◆ **Short task**
Lines that hold the string "東日本橋" are to be counted; give only their number.

◆ **Entries supplied**
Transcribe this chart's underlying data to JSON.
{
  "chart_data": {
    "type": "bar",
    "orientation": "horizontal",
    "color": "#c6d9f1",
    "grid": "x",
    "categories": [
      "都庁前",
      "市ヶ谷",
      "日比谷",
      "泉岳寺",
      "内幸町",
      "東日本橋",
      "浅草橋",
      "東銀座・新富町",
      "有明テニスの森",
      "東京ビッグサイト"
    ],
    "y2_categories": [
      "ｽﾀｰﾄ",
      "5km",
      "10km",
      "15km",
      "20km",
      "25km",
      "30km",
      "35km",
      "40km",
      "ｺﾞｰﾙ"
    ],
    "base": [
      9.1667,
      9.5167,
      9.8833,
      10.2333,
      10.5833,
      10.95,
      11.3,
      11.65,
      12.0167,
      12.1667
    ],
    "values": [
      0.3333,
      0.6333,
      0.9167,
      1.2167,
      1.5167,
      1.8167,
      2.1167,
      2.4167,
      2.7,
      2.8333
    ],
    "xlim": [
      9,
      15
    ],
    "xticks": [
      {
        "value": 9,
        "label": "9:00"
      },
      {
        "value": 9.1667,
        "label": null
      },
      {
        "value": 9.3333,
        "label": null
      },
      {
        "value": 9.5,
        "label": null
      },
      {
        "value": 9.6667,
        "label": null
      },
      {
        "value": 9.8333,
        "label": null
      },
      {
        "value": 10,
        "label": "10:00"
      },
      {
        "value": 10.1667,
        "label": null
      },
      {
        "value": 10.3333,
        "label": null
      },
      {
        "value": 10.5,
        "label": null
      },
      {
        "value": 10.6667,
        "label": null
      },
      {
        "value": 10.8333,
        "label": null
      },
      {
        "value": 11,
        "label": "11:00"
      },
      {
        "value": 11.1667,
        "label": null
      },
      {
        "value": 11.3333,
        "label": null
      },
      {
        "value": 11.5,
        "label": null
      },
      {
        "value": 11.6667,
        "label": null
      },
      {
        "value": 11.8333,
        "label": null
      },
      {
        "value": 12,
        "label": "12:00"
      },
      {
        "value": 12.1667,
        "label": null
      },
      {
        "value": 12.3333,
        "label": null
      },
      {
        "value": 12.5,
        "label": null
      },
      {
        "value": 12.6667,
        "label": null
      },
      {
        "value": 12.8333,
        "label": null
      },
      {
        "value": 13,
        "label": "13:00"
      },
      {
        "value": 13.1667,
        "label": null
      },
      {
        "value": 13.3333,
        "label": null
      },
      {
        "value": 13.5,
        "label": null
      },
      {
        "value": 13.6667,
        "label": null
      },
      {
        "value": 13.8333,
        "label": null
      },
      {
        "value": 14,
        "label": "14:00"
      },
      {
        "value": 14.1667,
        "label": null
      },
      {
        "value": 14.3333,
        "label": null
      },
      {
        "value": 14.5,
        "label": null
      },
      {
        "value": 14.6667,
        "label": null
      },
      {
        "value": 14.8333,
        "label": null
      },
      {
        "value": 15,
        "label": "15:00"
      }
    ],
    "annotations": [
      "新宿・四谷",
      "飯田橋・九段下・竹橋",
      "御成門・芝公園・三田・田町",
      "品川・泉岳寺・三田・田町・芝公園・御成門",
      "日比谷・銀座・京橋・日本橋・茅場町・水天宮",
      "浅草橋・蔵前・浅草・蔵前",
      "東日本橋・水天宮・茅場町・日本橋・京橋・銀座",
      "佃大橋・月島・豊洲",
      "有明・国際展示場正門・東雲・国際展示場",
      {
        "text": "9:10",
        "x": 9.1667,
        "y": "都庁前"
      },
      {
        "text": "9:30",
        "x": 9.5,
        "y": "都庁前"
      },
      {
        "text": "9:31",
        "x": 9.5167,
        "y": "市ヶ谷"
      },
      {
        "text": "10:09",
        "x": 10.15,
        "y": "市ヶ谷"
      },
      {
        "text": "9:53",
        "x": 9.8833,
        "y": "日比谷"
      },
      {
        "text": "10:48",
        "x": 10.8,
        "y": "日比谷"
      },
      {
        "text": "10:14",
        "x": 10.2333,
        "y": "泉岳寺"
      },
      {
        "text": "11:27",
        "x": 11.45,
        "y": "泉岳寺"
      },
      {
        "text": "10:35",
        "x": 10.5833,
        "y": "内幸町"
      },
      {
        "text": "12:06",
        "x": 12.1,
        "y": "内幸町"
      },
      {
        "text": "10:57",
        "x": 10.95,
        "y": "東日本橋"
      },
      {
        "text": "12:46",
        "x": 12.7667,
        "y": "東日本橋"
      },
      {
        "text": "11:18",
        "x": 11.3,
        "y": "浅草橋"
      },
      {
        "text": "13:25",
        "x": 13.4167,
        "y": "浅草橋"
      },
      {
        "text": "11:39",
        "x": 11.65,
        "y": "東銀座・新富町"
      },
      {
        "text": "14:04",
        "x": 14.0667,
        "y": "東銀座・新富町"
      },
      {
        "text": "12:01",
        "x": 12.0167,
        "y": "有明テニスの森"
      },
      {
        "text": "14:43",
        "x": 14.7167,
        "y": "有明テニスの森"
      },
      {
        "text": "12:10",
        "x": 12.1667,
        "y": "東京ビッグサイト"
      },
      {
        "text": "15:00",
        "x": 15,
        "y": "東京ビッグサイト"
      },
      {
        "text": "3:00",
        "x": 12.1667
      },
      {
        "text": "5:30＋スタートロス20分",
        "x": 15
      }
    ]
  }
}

◆ **Reply**
4